(RECORDS SHOWN):
------------------------------------------------------------
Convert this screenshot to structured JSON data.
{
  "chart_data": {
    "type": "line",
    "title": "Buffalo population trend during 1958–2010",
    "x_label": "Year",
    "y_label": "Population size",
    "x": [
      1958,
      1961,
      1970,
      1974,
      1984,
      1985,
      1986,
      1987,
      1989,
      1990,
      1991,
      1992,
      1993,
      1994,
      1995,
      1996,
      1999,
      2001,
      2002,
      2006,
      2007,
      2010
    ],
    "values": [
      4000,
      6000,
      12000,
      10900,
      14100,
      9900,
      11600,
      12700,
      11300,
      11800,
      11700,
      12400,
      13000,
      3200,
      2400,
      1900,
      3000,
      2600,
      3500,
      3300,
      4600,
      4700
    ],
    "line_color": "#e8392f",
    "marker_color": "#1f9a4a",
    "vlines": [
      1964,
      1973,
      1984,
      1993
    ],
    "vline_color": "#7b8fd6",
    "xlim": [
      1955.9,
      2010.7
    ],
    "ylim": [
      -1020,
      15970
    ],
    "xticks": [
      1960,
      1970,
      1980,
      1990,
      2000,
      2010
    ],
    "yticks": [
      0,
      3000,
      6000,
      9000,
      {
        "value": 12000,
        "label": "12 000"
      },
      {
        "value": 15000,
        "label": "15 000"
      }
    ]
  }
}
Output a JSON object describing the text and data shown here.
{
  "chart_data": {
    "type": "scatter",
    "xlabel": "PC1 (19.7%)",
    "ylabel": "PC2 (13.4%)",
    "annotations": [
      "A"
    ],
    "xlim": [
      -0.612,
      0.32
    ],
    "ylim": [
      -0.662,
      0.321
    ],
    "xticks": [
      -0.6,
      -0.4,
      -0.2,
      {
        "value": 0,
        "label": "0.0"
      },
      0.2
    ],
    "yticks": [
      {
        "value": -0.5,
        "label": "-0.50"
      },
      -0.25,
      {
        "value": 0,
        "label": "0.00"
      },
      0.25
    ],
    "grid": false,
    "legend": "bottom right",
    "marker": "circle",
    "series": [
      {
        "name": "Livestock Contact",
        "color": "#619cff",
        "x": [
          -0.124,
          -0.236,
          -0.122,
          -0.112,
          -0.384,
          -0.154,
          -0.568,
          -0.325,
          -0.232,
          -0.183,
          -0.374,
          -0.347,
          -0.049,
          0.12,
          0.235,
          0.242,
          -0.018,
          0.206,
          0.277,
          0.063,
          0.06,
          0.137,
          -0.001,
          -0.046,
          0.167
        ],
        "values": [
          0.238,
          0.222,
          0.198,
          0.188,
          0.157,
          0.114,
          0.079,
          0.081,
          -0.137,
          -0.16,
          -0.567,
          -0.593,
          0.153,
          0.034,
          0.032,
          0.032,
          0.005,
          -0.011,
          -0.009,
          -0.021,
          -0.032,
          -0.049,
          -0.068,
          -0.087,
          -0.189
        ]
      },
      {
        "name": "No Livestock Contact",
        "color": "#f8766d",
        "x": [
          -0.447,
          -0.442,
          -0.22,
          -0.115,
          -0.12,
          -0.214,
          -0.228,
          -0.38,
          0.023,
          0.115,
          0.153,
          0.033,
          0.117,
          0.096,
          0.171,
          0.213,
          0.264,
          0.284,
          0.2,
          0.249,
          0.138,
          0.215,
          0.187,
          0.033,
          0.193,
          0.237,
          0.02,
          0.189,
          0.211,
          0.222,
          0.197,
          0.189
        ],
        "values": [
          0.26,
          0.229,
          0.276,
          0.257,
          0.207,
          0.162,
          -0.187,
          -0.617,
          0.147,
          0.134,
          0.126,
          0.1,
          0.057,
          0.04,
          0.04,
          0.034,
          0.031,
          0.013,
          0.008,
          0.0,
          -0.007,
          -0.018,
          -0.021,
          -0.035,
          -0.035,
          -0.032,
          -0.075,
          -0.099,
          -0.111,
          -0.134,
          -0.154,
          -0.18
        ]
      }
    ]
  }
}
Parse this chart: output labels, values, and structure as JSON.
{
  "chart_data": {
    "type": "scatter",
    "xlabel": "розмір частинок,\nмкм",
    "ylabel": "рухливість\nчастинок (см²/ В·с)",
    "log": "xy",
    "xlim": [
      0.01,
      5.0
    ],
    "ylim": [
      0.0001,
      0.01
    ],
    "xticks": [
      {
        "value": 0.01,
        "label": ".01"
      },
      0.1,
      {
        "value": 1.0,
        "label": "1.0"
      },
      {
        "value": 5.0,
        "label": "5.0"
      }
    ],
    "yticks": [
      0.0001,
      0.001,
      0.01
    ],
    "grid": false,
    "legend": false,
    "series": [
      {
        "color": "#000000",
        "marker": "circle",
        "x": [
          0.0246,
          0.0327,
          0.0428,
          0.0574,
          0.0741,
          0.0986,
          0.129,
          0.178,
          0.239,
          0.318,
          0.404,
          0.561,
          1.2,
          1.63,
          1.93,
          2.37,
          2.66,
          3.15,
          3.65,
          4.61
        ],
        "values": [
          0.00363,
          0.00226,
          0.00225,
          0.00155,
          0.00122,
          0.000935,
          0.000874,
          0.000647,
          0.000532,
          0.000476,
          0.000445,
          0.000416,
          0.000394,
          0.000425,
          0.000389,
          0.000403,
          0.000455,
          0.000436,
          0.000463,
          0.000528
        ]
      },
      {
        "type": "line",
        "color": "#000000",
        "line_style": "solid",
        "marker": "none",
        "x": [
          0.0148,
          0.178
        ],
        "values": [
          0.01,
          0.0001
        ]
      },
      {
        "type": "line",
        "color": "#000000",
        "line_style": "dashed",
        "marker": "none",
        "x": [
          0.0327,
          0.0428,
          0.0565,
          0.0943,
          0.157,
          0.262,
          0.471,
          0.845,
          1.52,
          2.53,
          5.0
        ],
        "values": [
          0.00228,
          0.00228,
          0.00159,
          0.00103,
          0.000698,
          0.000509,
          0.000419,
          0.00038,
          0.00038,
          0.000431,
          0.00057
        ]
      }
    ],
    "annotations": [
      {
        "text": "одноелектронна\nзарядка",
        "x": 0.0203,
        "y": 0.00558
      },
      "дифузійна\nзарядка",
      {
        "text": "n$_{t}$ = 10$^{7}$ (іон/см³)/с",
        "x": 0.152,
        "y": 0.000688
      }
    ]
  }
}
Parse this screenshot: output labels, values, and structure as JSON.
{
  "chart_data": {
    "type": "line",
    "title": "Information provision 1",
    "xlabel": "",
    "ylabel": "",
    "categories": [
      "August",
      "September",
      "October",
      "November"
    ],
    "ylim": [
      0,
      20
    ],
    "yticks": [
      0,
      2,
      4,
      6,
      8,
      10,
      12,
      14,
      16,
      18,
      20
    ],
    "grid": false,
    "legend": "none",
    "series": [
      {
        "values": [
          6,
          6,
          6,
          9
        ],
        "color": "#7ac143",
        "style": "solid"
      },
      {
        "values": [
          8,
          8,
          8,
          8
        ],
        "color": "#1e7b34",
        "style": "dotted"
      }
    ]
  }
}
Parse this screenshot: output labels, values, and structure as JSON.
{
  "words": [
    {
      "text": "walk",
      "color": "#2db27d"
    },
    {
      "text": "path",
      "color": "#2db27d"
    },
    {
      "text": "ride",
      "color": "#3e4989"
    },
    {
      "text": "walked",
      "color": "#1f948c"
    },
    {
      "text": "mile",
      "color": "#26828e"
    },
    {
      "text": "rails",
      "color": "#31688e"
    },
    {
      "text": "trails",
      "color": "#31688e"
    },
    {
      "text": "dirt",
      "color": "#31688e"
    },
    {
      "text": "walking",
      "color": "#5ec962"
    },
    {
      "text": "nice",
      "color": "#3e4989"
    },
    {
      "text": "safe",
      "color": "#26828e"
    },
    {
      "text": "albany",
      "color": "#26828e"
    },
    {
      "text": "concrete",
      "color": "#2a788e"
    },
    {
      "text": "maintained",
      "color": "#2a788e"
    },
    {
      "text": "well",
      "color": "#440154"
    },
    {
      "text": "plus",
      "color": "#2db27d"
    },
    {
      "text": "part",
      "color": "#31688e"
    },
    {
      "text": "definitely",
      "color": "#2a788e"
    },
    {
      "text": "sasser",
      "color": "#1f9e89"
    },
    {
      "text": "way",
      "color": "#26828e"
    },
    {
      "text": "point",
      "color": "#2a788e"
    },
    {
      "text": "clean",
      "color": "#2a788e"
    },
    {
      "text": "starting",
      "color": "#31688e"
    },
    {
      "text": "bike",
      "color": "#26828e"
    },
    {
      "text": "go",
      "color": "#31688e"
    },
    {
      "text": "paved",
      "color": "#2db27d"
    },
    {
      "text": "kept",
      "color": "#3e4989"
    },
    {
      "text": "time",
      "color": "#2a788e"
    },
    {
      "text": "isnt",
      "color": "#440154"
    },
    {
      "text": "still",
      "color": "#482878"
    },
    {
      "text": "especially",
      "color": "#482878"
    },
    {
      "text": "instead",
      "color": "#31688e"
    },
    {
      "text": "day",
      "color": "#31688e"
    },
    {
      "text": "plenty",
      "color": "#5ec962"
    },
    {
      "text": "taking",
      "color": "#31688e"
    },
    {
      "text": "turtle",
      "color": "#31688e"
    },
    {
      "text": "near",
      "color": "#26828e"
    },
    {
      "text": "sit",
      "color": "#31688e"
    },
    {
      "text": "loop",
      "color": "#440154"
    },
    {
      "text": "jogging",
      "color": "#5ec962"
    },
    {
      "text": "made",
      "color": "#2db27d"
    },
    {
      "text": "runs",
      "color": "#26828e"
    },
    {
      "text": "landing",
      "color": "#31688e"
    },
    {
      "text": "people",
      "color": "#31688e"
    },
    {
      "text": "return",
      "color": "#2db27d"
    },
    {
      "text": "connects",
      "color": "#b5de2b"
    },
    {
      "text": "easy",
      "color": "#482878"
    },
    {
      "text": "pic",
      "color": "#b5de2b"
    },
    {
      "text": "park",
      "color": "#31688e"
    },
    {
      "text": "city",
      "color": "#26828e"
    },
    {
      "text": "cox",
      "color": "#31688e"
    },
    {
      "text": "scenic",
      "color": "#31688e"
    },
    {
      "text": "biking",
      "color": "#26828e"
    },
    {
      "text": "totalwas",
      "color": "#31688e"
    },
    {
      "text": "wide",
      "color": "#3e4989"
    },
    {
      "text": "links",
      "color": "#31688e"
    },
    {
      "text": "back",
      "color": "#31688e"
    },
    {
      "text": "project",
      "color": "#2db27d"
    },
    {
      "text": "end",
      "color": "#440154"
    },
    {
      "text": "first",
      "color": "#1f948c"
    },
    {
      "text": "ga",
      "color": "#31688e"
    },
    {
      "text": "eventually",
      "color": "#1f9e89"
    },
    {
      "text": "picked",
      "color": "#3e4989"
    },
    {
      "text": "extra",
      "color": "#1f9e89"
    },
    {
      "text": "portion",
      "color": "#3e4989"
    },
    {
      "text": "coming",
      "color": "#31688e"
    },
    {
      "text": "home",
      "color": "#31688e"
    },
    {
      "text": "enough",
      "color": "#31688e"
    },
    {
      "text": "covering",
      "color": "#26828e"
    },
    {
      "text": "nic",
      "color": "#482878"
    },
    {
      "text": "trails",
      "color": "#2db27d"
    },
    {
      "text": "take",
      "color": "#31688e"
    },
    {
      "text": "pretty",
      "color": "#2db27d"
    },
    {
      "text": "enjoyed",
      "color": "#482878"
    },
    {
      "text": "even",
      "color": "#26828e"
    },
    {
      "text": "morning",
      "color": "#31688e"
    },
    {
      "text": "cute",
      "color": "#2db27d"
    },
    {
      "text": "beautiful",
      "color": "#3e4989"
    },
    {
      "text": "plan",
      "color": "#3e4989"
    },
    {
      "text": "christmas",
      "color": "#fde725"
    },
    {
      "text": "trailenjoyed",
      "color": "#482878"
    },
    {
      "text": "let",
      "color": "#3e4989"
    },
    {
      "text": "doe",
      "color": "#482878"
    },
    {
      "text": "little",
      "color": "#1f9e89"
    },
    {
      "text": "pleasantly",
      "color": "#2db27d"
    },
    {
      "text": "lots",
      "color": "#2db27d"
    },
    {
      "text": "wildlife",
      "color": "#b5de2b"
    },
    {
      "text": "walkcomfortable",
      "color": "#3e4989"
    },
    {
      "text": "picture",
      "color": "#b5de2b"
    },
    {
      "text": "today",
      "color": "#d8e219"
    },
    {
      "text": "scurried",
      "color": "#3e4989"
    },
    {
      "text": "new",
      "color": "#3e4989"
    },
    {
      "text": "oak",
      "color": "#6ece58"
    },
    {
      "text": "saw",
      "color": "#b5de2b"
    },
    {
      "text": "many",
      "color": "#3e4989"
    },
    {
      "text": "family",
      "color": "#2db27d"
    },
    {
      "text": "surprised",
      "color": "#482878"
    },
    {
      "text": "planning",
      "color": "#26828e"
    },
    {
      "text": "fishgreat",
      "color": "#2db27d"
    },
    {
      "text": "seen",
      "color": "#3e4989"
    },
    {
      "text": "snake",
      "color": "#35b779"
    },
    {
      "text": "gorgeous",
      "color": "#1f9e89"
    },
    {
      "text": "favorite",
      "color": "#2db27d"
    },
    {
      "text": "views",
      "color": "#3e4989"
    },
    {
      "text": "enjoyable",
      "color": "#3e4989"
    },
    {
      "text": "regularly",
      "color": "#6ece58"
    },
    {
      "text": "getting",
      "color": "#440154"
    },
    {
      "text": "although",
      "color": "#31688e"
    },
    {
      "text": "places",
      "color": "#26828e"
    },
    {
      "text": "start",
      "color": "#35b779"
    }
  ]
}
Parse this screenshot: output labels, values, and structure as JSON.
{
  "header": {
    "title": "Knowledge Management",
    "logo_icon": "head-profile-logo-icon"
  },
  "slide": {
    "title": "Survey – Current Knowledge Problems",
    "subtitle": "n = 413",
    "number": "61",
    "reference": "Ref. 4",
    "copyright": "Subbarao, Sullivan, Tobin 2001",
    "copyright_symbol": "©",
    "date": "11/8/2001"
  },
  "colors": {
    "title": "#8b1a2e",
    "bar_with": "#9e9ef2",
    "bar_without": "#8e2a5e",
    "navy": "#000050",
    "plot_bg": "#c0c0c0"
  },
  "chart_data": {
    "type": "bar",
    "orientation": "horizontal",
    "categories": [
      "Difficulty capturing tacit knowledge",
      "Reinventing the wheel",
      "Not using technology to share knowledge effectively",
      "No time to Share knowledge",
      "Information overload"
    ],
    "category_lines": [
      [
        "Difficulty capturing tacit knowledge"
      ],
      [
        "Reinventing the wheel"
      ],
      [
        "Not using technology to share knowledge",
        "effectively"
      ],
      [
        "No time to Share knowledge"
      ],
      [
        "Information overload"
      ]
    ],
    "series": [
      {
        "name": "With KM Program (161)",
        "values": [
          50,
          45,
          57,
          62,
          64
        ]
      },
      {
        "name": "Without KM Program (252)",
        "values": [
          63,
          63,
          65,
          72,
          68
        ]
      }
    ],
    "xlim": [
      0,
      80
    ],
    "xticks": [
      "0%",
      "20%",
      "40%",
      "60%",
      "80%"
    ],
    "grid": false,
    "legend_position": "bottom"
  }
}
------------------------------------------------------------
(EXERCISE DESCRIPTION): Search the records for the word "Program", then list every line that has it.

(FULL SOLUTION):
        "name": "With KM Program (161)",
        "name": "Without KM Program (252)",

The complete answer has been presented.